Return each line holding the string "name".

********

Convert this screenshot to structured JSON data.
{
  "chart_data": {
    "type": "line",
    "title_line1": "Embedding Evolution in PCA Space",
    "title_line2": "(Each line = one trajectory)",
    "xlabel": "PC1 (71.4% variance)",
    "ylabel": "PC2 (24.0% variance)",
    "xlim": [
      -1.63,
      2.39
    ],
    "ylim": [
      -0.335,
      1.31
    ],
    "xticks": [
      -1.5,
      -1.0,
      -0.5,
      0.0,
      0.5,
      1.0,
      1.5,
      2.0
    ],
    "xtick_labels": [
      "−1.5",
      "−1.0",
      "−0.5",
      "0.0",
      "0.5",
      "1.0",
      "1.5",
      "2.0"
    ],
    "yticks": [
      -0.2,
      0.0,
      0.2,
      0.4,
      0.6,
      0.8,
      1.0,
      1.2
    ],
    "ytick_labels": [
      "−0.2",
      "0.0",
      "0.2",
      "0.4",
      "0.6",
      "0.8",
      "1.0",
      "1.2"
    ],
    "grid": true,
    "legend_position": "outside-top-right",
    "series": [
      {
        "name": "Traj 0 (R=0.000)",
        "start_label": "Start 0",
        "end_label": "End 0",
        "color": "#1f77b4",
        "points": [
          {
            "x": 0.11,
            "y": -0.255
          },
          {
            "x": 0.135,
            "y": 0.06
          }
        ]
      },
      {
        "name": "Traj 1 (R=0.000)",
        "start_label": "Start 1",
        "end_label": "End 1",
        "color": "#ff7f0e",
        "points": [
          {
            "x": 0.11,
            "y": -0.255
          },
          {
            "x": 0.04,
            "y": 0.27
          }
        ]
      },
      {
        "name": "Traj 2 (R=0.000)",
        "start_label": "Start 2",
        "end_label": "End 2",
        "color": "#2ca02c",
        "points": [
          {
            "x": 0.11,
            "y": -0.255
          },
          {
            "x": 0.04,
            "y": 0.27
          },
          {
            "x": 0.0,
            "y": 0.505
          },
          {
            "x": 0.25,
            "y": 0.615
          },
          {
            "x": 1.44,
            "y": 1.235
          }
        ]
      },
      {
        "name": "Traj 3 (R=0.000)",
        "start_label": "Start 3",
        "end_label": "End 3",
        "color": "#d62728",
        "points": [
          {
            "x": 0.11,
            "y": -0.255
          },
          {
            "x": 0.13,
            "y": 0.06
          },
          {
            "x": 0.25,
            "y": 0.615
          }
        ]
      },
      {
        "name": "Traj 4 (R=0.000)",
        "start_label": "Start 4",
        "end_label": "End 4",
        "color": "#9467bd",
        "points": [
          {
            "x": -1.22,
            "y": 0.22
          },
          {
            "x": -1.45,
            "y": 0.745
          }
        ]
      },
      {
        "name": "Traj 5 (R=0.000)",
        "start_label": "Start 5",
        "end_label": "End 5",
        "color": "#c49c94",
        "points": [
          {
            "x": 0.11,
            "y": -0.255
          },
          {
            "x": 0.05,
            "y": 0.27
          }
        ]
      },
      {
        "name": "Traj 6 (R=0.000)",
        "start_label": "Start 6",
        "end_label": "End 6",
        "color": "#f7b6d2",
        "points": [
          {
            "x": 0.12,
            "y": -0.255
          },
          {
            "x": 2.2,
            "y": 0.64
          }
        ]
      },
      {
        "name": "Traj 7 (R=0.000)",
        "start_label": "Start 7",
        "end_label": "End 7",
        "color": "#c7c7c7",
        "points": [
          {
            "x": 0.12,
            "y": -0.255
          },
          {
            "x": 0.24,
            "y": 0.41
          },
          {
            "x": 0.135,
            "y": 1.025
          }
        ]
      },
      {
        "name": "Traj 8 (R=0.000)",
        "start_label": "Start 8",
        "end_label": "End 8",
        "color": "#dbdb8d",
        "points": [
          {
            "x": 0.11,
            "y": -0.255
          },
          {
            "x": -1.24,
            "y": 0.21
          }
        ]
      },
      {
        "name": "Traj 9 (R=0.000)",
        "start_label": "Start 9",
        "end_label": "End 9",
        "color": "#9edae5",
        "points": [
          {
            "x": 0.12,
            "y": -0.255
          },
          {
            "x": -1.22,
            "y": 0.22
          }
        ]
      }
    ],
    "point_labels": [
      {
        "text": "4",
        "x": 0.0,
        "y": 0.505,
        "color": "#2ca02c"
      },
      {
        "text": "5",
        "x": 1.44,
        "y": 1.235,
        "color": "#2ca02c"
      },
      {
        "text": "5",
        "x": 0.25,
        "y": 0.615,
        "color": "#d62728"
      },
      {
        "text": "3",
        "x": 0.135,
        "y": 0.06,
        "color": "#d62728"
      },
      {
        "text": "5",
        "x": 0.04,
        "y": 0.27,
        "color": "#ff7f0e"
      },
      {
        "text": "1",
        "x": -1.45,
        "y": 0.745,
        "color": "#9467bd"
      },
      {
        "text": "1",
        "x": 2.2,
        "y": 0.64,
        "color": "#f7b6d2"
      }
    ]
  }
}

********

§ **Output**:
        "name": "Traj 0 (R=0.000)",
        "name": "Traj 1 (R=0.000)",
        "name": "Traj 2 (R=0.000)",
        "name": "Traj 3 (R=0.000)",
        "name": "Traj 4 (R=0.000)",
        "name": "Traj 5 (R=0.000)",
        "name": "Traj 6 (R=0.000)",
        "name": "Traj 7 (R=0.000)",
        "name": "Traj 8 (R=0.000)",
        "name": "Traj 9 (R=0.000)",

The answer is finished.